Copy every record below exactly.

(Figure dataset records)

■ ■ ■

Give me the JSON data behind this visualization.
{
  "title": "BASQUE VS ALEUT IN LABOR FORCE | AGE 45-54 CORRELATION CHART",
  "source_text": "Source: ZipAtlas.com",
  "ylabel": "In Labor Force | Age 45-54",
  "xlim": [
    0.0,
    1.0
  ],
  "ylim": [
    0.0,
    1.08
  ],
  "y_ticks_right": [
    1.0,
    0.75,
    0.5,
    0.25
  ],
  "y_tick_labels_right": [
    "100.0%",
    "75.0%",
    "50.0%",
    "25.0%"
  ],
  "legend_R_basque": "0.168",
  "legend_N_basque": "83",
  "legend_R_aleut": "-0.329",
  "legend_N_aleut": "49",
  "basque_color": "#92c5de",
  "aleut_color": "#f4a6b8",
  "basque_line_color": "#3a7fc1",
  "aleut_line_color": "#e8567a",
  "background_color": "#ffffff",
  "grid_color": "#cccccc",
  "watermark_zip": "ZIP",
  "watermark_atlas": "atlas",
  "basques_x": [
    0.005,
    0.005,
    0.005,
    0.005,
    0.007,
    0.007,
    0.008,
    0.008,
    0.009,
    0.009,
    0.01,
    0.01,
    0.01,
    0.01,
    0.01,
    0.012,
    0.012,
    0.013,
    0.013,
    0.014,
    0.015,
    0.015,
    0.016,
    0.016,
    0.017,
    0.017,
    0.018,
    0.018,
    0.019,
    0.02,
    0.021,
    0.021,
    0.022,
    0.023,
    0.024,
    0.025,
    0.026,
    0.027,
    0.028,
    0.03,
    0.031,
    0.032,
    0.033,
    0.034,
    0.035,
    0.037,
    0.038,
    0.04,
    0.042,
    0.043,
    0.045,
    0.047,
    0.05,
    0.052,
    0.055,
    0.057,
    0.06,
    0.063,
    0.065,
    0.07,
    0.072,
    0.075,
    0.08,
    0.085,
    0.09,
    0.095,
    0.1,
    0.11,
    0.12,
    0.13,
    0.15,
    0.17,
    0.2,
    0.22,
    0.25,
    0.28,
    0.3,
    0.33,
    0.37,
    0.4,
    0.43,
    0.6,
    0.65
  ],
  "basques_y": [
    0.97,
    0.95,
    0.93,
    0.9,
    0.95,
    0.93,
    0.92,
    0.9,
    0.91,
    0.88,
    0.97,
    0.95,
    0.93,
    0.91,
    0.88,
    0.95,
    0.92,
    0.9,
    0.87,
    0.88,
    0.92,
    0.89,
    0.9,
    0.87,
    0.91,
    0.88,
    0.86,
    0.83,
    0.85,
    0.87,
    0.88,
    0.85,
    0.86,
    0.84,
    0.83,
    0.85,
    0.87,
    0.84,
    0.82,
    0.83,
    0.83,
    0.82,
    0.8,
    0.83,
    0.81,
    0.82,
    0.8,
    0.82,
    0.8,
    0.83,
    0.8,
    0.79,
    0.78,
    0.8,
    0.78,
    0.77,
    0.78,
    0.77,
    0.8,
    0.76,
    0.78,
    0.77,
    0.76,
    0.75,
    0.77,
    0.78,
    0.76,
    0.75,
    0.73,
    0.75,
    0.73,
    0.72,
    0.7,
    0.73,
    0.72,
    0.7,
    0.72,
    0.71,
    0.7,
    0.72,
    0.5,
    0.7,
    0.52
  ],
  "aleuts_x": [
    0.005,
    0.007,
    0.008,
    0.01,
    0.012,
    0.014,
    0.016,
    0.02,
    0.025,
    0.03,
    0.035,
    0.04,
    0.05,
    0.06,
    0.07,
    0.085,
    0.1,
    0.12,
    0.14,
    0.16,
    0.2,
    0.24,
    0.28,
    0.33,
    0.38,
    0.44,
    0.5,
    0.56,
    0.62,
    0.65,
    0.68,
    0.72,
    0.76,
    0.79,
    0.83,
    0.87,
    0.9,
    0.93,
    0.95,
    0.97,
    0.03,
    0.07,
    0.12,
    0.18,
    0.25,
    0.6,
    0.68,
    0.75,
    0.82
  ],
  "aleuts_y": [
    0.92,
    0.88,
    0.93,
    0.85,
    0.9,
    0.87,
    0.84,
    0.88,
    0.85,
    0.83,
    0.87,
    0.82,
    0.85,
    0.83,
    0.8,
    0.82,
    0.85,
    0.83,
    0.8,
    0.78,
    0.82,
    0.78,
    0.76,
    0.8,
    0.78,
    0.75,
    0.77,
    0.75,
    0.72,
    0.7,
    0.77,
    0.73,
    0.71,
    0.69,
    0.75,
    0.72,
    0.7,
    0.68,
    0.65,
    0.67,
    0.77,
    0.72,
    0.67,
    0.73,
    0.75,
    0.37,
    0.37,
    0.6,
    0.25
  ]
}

■ ■ ■

# Solution below:
Give me the JSON data behind this visualization.
{
  "title": "BASQUE VS ALEUT IN LABOR FORCE | AGE 45-54 CORRELATION CHART",
  "source_text": "Source: ZipAtlas.com",
  "ylabel": "In Labor Force | Age 45-54",
  "xlim": [
    0.0,
    1.0
  ],
  "ylim": [
    0.0,
    1.08
  ],
  "y_ticks_right": [
    1.0,
    0.75,
    0.5,
    0.25
  ],
  "y_tick_labels_right": [
    "100.0%",
    "75.0%",
    "50.0%",
    "25.0%"
  ],
  "legend_R_basque": "0.168",
  "legend_N_basque": "83",
  "legend_R_aleut": "-0.329",
  "legend_N_aleut": "49",
  "basque_color": "#92c5de",
  "aleut_color": "#f4a6b8",
  "basque_line_color": "#3a7fc1",
  "aleut_line_color": "#e8567a",
  "background_color": "#ffffff",
  "grid_color": "#cccccc",
  "watermark_zip": "ZIP",
  "watermark_atlas": "atlas",
  "basques_x": [
    0.005,
    0.005,
    0.005,
    0.005,
    0.007,
    0.007,
    0.008,
    0.008,
    0.009,
    0.009,
    0.01,
    0.01,
    0.01,
    0.01,
    0.01,
    0.012,
    0.012,
    0.013,
    0.013,
    0.014,
    0.015,
    0.015,
    0.016,
    0.016,
    0.017,
    0.017,
    0.018,
    0.018,
    0.019,
    0.02,
    0.021,
    0.021,
    0.022,
    0.023,
    0.024,
    0.025,
    0.026,
    0.027,
    0.028,
    0.03,
    0.031,
    0.032,
    0.033,
    0.034,
    0.035,
    0.037,
    0.038,
    0.04,
    0.042,
    0.043,
    0.045,
    0.047,
    0.05,
    0.052,
    0.055,
    0.057,
    0.06,
    0.063,
    0.065,
    0.07,
    0.072,
    0.075,
    0.08,
    0.085,
    0.09,
    0.095,
    0.1,
    0.11,
    0.12,
    0.13,
    0.15,
    0.17,
    0.2,
    0.22,
    0.25,
    0.28,
    0.3,
    0.33,
    0.37,
    0.4,
    0.43,
    0.6,
    0.65
  ],
  "basques_y": [
    0.97,
    0.95,
    0.93,
    0.9,
    0.95,
    0.93,
    0.92,
    0.9,
    0.91,
    0.88,
    0.97,
    0.95,
    0.93,
    0.91,
    0.88,
    0.95,
    0.92,
    0.9,
    0.87,
    0.88,
    0.92,
    0.89,
    0.9,
    0.87,
    0.91,
    0.88,
    0.86,
    0.83,
    0.85,
    0.87,
    0.88,
    0.85,
    0.86,
    0.84,
    0.83,
    0.85,
    0.87,
    0.84,
    0.82,
    0.83,
    0.83,
    0.82,
    0.8,
    0.83,
    0.81,
    0.82,
    0.8,
    0.82,
    0.8,
    0.83,
    0.8,
    0.79,
    0.78,
    0.8,
    0.78,
    0.77,
    0.78,
    0.77,
    0.8,
    0.76,
    0.78,
    0.77,
    0.76,
    0.75,
    0.77,
    0.78,
    0.76,
    0.75,
    0.73,
    0.75,
    0.73,
    0.72,
    0.7,
    0.73,
    0.72,
    0.7,
    0.72,
    0.71,
    0.7,
    0.72,
    0.5,
    0.7,
    0.52
  ],
  "aleuts_x": [
    0.005,
    0.007,
    0.008,
    0.01,
    0.012,
    0.014,
    0.016,
    0.02,
    0.025,
    0.03,
    0.035,
    0.04,
    0.05,
    0.06,
    0.07,
    0.085,
    0.1,
    0.12,
    0.14,
    0.16,
    0.2,
    0.24,
    0.28,
    0.33,
    0.38,
    0.44,
    0.5,
    0.56,
    0.62,
    0.65,
    0.68,
    0.72,
    0.76,
    0.79,
    0.83,
    0.87,
    0.9,
    0.93,
    0.95,
    0.97,
    0.03,
    0.07,
    0.12,
    0.18,
    0.25,
    0.6,
    0.68,
    0.75,
    0.82
  ],
  "aleuts_y": [
    0.92,
    0.88,
    0.93,
    0.85,
    0.9,
    0.87,
    0.84,
    0.88,
    0.85,
    0.83,
    0.87,
    0.82,
    0.85,
    0.83,
    0.8,
    0.82,
    0.85,
    0.83,
    0.8,
    0.78,
    0.82,
    0.78,
    0.76,
    0.8,
    0.78,
    0.75,
    0.77,
    0.75,
    0.72,
    0.7,
    0.77,
    0.73,
    0.71,
    0.69,
    0.75,
    0.72,
    0.7,
    0.68,
    0.65,
    0.67,
    0.77,
    0.72,
    0.67,
    0.73,
    0.75,
    0.37,
    0.37,
    0.6,
    0.25
  ]
}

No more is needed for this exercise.